#### [Exercise prompt]
Pick out and copy every line below that has the word "navigation".

[Start Source data]

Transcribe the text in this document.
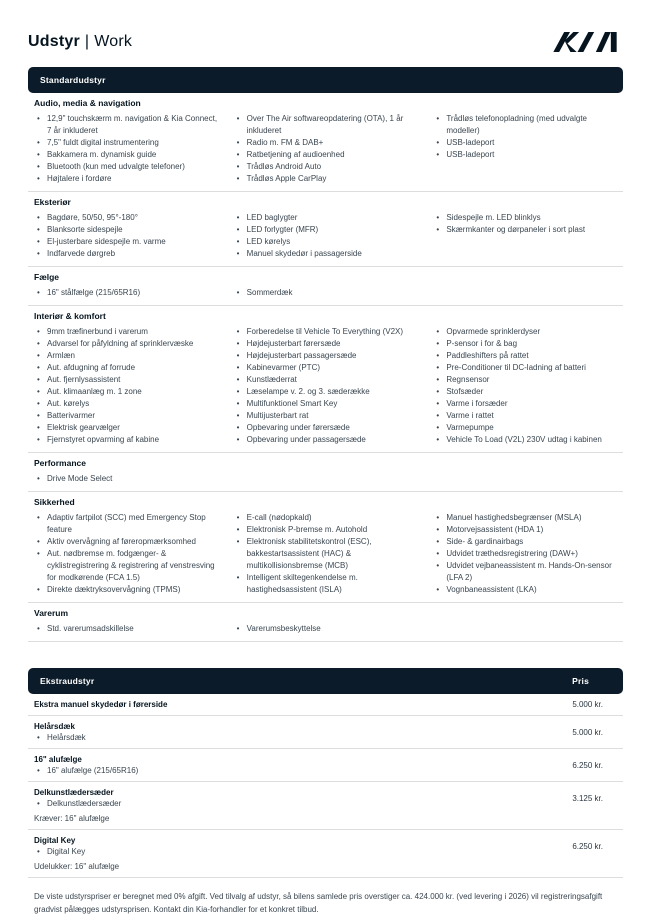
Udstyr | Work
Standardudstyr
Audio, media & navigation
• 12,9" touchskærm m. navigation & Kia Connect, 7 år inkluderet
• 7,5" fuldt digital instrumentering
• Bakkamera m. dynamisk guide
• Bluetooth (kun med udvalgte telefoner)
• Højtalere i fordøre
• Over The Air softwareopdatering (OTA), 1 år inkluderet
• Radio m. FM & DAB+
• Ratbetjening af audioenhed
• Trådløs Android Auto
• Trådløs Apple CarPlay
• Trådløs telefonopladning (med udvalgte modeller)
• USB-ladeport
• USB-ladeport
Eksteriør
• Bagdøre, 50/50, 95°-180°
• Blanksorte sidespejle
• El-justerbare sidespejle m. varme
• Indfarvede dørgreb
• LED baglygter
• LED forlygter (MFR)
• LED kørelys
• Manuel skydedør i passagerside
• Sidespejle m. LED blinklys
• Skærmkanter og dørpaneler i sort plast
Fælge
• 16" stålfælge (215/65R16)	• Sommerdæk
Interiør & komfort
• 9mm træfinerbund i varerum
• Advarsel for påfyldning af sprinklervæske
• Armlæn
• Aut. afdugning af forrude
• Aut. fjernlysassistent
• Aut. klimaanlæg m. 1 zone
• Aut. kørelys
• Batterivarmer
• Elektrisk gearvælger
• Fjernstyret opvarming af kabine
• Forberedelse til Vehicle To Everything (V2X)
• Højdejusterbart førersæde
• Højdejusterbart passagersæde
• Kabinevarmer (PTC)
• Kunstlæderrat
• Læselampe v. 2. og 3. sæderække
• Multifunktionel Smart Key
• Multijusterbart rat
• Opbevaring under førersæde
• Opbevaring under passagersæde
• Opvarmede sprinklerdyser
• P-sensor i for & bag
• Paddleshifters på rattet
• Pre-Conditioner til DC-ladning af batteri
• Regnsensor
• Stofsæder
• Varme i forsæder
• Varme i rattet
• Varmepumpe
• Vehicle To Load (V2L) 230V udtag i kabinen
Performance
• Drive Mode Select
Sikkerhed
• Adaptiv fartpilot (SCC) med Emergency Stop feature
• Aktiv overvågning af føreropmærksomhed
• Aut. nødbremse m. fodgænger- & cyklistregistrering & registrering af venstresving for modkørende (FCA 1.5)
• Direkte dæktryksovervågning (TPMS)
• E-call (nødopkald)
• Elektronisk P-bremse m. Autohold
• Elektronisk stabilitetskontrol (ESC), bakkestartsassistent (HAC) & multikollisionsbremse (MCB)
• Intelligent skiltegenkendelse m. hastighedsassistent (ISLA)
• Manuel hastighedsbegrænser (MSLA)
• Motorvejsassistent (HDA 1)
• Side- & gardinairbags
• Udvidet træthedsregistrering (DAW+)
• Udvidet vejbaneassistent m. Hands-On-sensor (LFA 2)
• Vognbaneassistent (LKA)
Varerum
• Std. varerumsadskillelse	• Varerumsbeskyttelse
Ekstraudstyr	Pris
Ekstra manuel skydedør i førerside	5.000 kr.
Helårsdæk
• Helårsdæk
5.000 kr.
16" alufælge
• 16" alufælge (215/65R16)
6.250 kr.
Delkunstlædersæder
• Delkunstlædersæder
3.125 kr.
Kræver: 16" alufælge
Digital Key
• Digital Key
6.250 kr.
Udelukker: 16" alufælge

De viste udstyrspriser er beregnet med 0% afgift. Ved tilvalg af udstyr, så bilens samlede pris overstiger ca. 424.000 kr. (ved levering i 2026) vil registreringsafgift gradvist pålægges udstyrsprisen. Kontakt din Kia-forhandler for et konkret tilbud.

[End Source data]

#### [Solution]
Audio, media & navigation
• 12,9" touchskærm m. navigation & Kia Connect, 7 år inkluderet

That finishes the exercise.